To do -
Search the entries below. Return every line that has "volume" in it.

Extracted information -
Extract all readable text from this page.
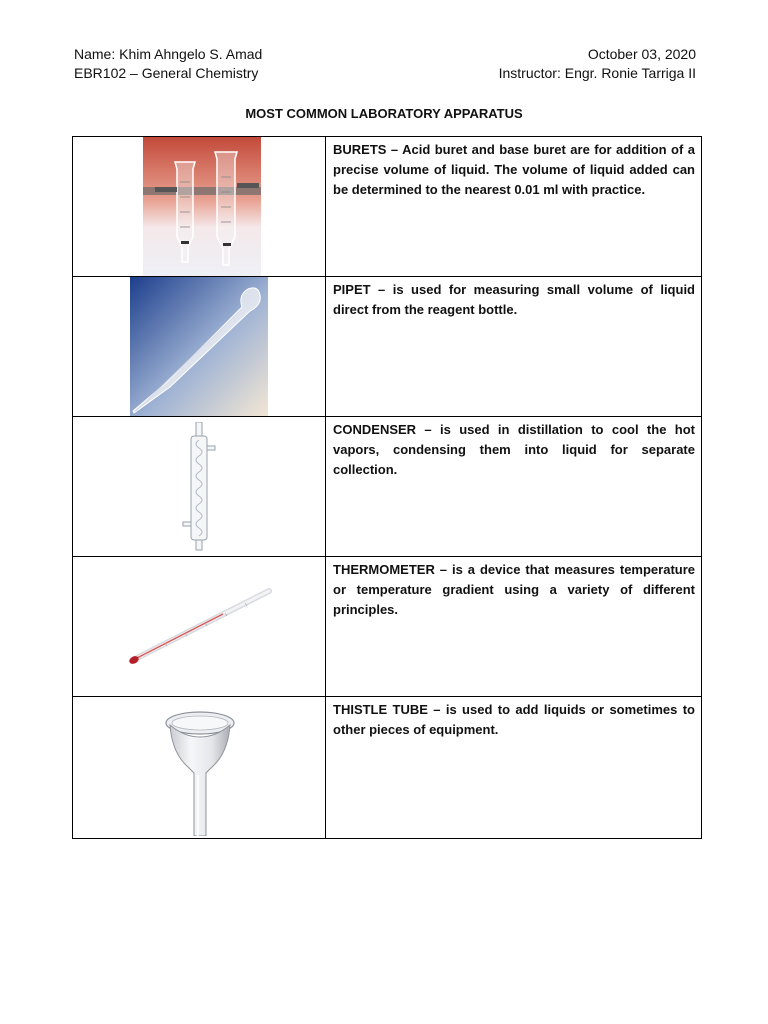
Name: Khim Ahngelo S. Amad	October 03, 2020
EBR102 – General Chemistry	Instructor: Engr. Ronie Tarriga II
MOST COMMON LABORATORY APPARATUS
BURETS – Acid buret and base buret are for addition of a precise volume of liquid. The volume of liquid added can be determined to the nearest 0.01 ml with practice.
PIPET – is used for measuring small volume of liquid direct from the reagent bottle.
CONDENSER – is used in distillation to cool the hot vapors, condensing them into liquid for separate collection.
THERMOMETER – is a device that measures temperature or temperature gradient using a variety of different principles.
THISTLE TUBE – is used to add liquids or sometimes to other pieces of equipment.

Finished exercise -
BURETS – Acid buret and base buret are for addition of a precise volume of liquid. The volume of liquid added can be determined to the nearest 0.01 ml with practice.
PIPET – is used for measuring small volume of liquid direct from the reagent bottle.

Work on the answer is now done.